Count every line where "printed" occurs. Give the total alone.

__________

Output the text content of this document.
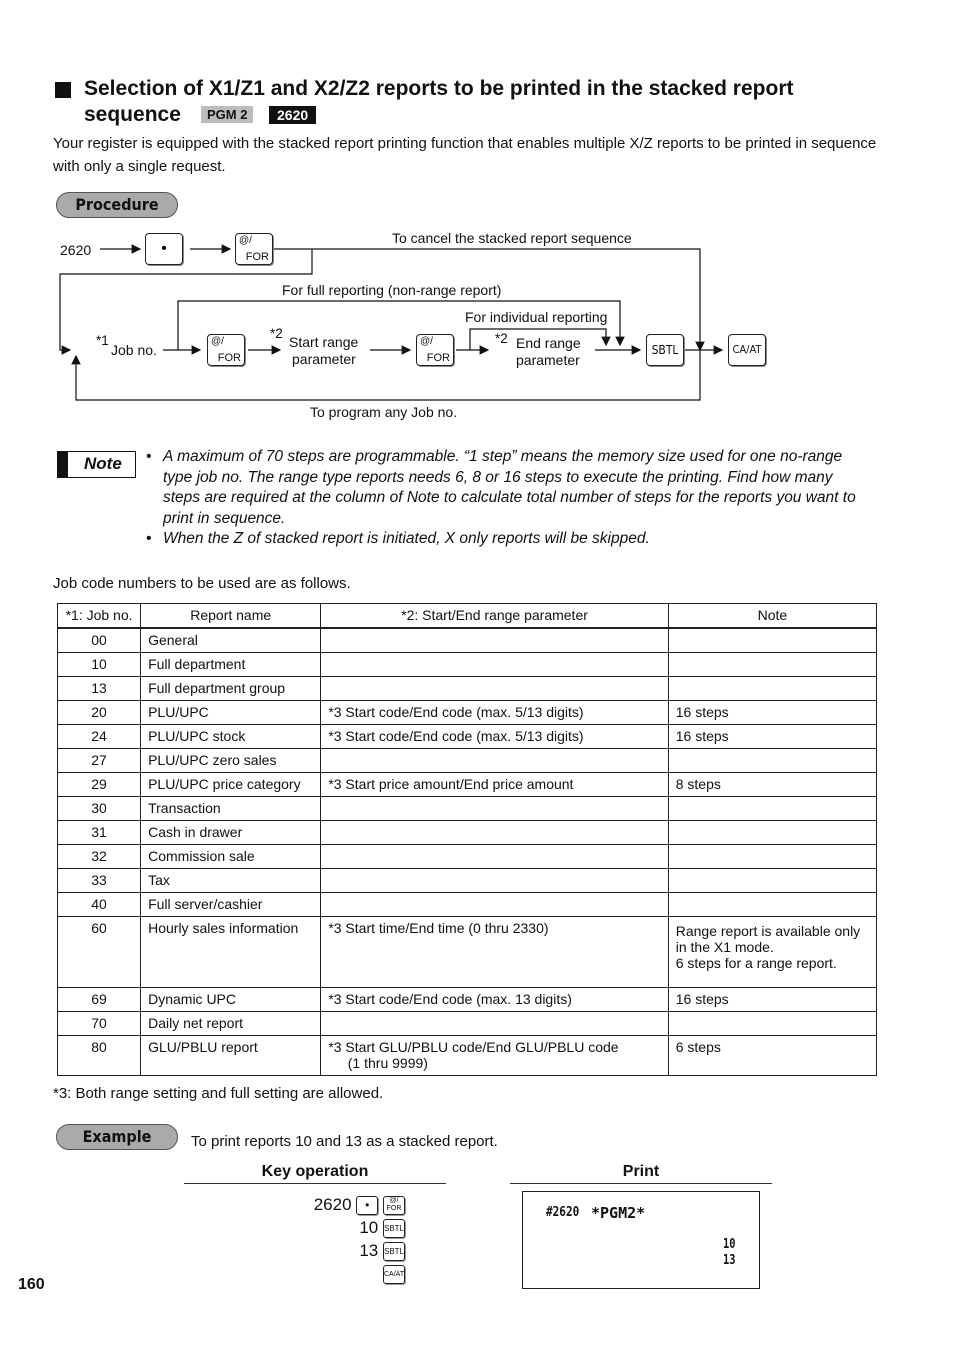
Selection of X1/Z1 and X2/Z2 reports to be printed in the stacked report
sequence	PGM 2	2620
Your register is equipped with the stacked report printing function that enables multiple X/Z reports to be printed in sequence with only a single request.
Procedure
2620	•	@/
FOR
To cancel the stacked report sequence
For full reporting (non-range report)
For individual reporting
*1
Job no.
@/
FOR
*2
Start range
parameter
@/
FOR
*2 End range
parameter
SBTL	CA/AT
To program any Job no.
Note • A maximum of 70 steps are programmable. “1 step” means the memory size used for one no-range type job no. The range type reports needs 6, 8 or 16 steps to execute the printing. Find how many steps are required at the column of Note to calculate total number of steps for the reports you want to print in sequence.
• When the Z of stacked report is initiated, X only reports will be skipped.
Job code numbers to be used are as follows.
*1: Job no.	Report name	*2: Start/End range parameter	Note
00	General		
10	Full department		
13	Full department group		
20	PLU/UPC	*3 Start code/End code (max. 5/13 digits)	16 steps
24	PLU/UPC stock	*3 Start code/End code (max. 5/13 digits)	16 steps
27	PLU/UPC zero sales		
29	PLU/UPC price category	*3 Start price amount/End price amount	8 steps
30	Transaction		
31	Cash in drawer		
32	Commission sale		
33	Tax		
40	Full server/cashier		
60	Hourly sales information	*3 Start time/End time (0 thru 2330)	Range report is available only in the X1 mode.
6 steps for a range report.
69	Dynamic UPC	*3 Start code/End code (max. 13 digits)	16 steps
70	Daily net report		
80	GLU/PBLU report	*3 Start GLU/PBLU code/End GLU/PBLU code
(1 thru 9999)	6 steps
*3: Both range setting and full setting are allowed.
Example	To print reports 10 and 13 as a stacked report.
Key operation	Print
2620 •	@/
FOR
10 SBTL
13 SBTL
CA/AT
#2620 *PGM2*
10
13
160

__________

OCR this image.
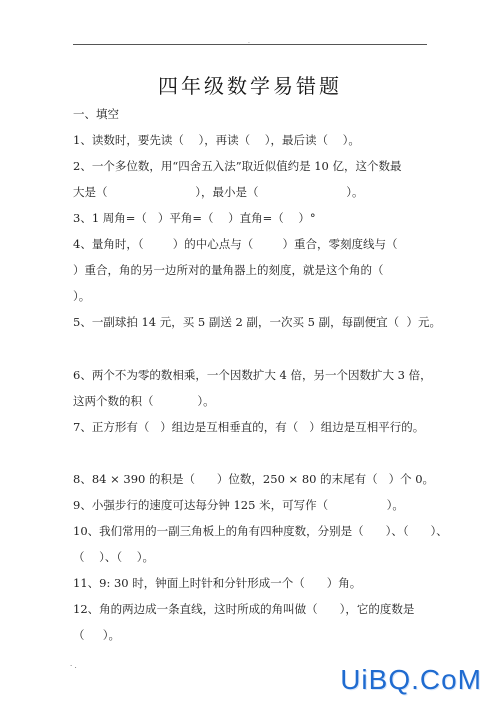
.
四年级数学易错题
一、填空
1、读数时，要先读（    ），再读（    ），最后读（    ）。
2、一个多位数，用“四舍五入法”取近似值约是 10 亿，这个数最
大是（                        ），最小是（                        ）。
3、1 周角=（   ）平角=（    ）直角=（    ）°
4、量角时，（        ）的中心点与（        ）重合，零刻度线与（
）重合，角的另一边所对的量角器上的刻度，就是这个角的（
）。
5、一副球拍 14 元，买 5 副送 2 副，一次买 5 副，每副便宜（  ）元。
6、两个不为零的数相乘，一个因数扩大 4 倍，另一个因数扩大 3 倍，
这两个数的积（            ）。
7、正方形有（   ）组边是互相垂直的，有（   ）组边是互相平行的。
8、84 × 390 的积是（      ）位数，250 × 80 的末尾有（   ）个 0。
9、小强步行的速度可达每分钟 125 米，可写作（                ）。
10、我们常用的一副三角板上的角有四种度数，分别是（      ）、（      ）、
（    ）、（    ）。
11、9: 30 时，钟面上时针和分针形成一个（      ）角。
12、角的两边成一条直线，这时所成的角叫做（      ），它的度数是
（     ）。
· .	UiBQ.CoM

__________

■ The solution ■
2